Required work
Wherever a line holds the string "Stefańskiej", copy that line.

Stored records
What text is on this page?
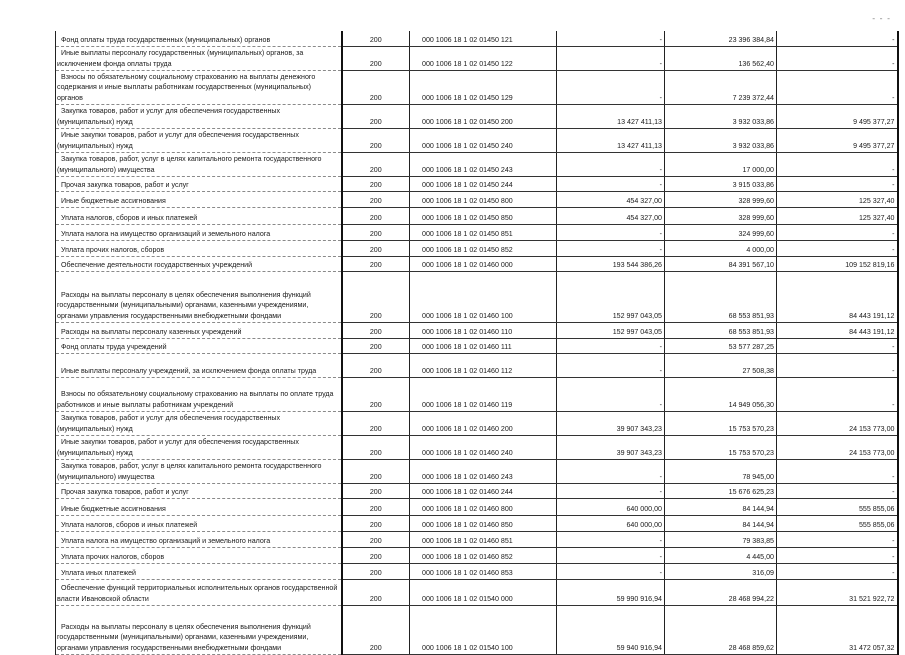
- - -
Фонд оплаты труда государственных (муниципальных) органов	200	000 1006 18 1 02 01450 121	-	23 396 384,84	-
Иные выплаты персоналу государственных (муниципальных) органов, за исключением фонда оплаты труда	200	000 1006 18 1 02 01450 122	-	136 562,40	-
Взносы по обязательному социальному страхованию на выплаты денежного содержания и иные выплаты работникам государственных (муниципальных) органов	200	000 1006 18 1 02 01450 129	-	7 239 372,44	-
Закупка товаров, работ и услуг для обеспечения государственных (муниципальных) нужд	200	000 1006 18 1 02 01450 200	13 427 411,13	3 932 033,86	9 495 377,27
Иные закупки товаров, работ и услуг для обеспечения государственных (муниципальных) нужд	200	000 1006 18 1 02 01450 240	13 427 411,13	3 932 033,86	9 495 377,27
Закупка товаров, работ, услуг в целях капитального ремонта государственного (муниципального) имущества	200	000 1006 18 1 02 01450 243	-	17 000,00	-
Прочая закупка товаров, работ и услуг	200	000 1006 18 1 02 01450 244	-	3 915 033,86	-
Иные бюджетные ассигнования	200	000 1006 18 1 02 01450 800	454 327,00	328 999,60	125 327,40
Уплата налогов, сборов и иных платежей	200	000 1006 18 1 02 01450 850	454 327,00	328 999,60	125 327,40
Уплата налога на имущество организаций и земельного налога	200	000 1006 18 1 02 01450 851	-	324 999,60	-
Уплата прочих налогов, сборов	200	000 1006 18 1 02 01450 852	-	4 000,00	-
Обеспечение деятельности государственных учреждений	200	000 1006 18 1 02 01460 000	193 544 386,26	84 391 567,10	109 152 819,16
Расходы на выплаты персоналу в целях обеспечения выполнения функций государственными (муниципальными) органами, казенными учреждениями, органами управления государственными внебюджетными фондами	200	000 1006 18 1 02 01460 100	152 997 043,05	68 553 851,93	84 443 191,12
Расходы на выплаты персоналу казенных учреждений	200	000 1006 18 1 02 01460 110	152 997 043,05	68 553 851,93	84 443 191,12
Фонд оплаты труда учреждений	200	000 1006 18 1 02 01460 111	-	53 577 287,25	-
Иные выплаты персоналу учреждений, за исключением фонда оплаты труда	200	000 1006 18 1 02 01460 112	-	27 508,38	-
Взносы по обязательному социальному страхованию на выплаты по оплате труда работников и иные выплаты работникам учреждений	200	000 1006 18 1 02 01460 119	-	14 949 056,30	-
Закупка товаров, работ и услуг для обеспечения государственных (муниципальных) нужд	200	000 1006 18 1 02 01460 200	39 907 343,23	15 753 570,23	24 153 773,00
Иные закупки товаров, работ и услуг для обеспечения государственных (муниципальных) нужд	200	000 1006 18 1 02 01460 240	39 907 343,23	15 753 570,23	24 153 773,00
Закупка товаров, работ, услуг в целях капитального ремонта государственного (муниципального) имущества	200	000 1006 18 1 02 01460 243	-	78 945,00	-
Прочая закупка товаров, работ и услуг	200	000 1006 18 1 02 01460 244	-	15 676 625,23	-
Иные бюджетные ассигнования	200	000 1006 18 1 02 01460 800	640 000,00	84 144,94	555 855,06
Уплата налогов, сборов и иных платежей	200	000 1006 18 1 02 01460 850	640 000,00	84 144,94	555 855,06
Уплата налога на имущество организаций и земельного налога	200	000 1006 18 1 02 01460 851	-	79 383,85	-
Уплата прочих налогов, сборов	200	000 1006 18 1 02 01460 852	-	4 445,00	-
Уплата иных платежей	200	000 1006 18 1 02 01460 853	-	316,09	-
Обеспечение функций территориальных исполнительных органов государственной власти Ивановской области	200	000 1006 18 1 02 01540 000	59 990 916,94	28 468 994,22	31 521 922,72
Расходы на выплаты персоналу в целях обеспечения выполнения функций государственными (муниципальными) органами, казенными учреждениями, органами управления государственными внебюджетными фондами	200	000 1006 18 1 02 01540 100	59 940 916,94	28 468 859,62	31 472 057,32
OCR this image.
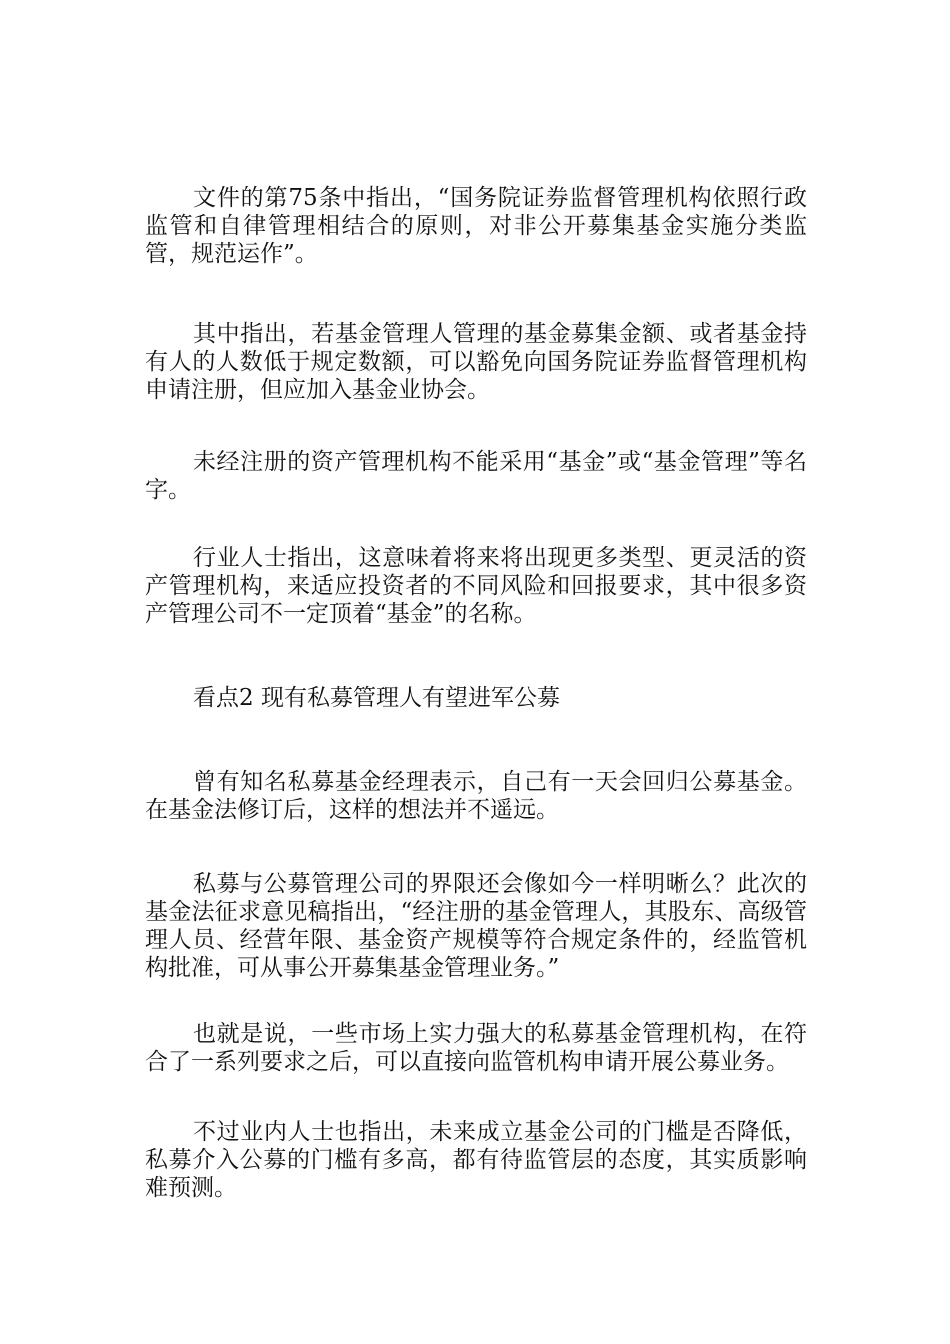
文件的第75条中指出，“国务院证券监督管理机构依照行政监管和自律管理相结合的原则，对非公开募集基金实施分类监管，规范运作”。

其中指出，若基金管理人管理的基金募集金额、或者基金持有人的人数低于规定数额，可以豁免向国务院证券监督管理机构申请注册，但应加入基金业协会。

未经注册的资产管理机构不能采用“基金”或“基金管理”等名字。

行业人士指出，这意味着将来将出现更多类型、更灵活的资产管理机构，来适应投资者的不同风险和回报要求，其中很多资产管理公司不一定顶着“基金”的名称。

看点2 现有私募管理人有望进军公募

曾有知名私募基金经理表示，自己有一天会回归公募基金。在基金法修订后，这样的想法并不遥远。

私募与公募管理公司的界限还会像如今一样明晰么？此次的基金法征求意见稿指出，“经注册的基金管理人，其股东、高级管理人员、经营年限、基金资产规模等符合规定条件的，经监管机构批准，可从事公开募集基金管理业务。”

也就是说，一些市场上实力强大的私募基金管理机构，在符合了一系列要求之后，可以直接向监管机构申请开展公募业务。

不过业内人士也指出，未来成立基金公司的门槛是否降低，私募介入公募的门槛有多高，都有待监管层的态度，其实质影响难预测。
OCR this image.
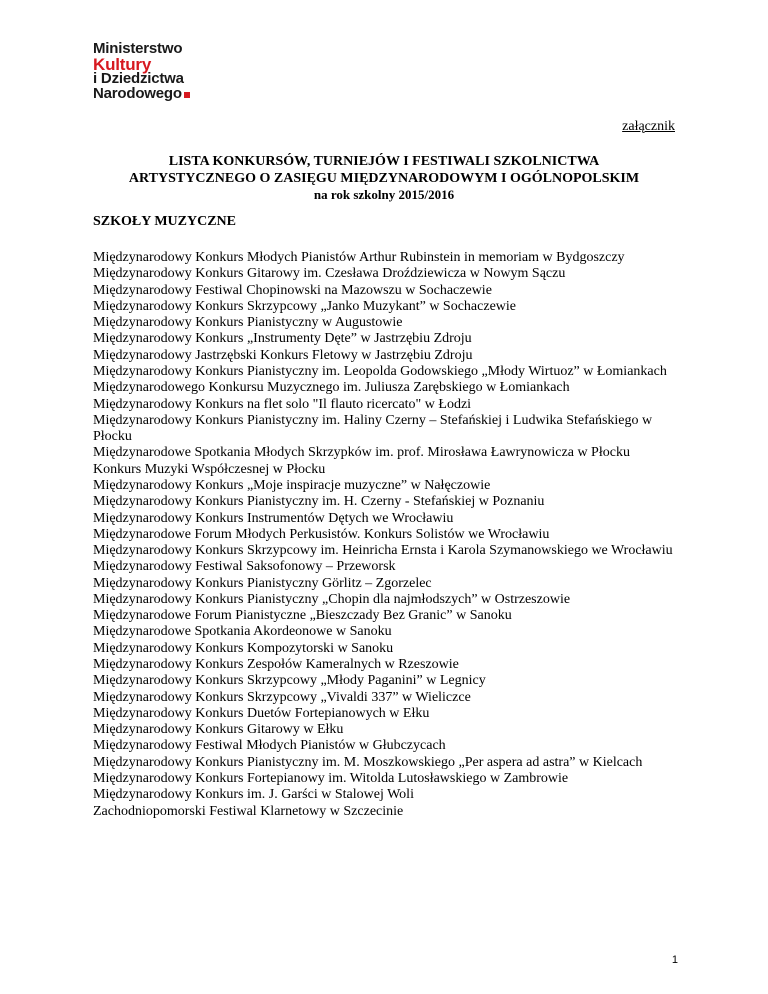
Ministerstwo
Kultury
i Dziedzictwa
Narodowego
załącznik
LISTA KONKURSÓW, TURNIEJÓW I FESTIWALI SZKOLNICTWA
ARTYSTYCZNEGO O ZASIĘGU MIĘDZYNARODOWYM I OGÓLNOPOLSKIM
na rok szkolny 2015/2016
SZKOŁY MUZYCZNE

Międzynarodowy Konkurs Młodych Pianistów Arthur Rubinstein in memoriam w Bydgoszczy

Międzynarodowy Konkurs Gitarowy im. Czesława Droździewicza w Nowym Sączu

Międzynarodowy Festiwal Chopinowski na Mazowszu w Sochaczewie

Międzynarodowy Konkurs Skrzypcowy „Janko Muzykant” w Sochaczewie

Międzynarodowy Konkurs Pianistyczny w Augustowie

Międzynarodowy Konkurs „Instrumenty Dęte” w Jastrzębiu Zdroju

Międzynarodowy Jastrzębski Konkurs Fletowy w Jastrzębiu Zdroju

Międzynarodowy Konkurs Pianistyczny im. Leopolda Godowskiego „Młody Wirtuoz” w Łomiankach

Międzynarodowego Konkursu Muzycznego im. Juliusza Zarębskiego w Łomiankach

Międzynarodowy Konkurs na flet solo "Il flauto ricercato" w Łodzi

Międzynarodowy Konkurs Pianistyczny im. Haliny Czerny – Stefańskiej i Ludwika Stefańskiego w Płocku

Międzynarodowe Spotkania Młodych Skrzypków im. prof. Mirosława Ławrynowicza w Płocku

Konkurs Muzyki Współczesnej w Płocku

Międzynarodowy Konkurs „Moje inspiracje muzyczne” w Nałęczowie

Międzynarodowy Konkurs Pianistyczny im. H. Czerny - Stefańskiej w Poznaniu

Międzynarodowy Konkurs Instrumentów Dętych we Wrocławiu

Międzynarodowe Forum Młodych Perkusistów. Konkurs Solistów we Wrocławiu

Międzynarodowy Konkurs Skrzypcowy im. Heinricha Ernsta i Karola Szymanowskiego we Wrocławiu

Międzynarodowy Festiwal Saksofonowy – Przeworsk

Międzynarodowy Konkurs Pianistyczny Görlitz – Zgorzelec

Międzynarodowy Konkurs Pianistyczny „Chopin dla najmłodszych” w Ostrzeszowie

Międzynarodowe Forum Pianistyczne „Bieszczady Bez Granic” w Sanoku

Międzynarodowe Spotkania Akordeonowe w Sanoku

Międzynarodowy Konkurs Kompozytorski w Sanoku

Międzynarodowy Konkurs Zespołów Kameralnych w Rzeszowie

Międzynarodowy Konkurs Skrzypcowy „Młody Paganini” w Legnicy

Międzynarodowy Konkurs Skrzypcowy „Vivaldi 337” w Wieliczce

Międzynarodowy Konkurs Duetów Fortepianowych w Ełku

Międzynarodowy Konkurs Gitarowy w Ełku

Międzynarodowy Festiwal Młodych Pianistów w Głubczycach

Międzynarodowy Konkurs Pianistyczny im. M. Moszkowskiego „Per aspera ad astra” w Kielcach

Międzynarodowy Konkurs Fortepianowy im. Witolda Lutosławskiego w Zambrowie

Międzynarodowy Konkurs im. J. Garści w Stalowej Woli

Zachodniopomorski Festiwal Klarnetowy w Szczecinie

1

Worked answer
Międzynarodowy Konkurs Pianistyczny im. Haliny Czerny – Stefańskiej i Ludwika Stefańskiego w Płocku
Międzynarodowy Konkurs Pianistyczny im. H. Czerny - Stefańskiej w Poznaniu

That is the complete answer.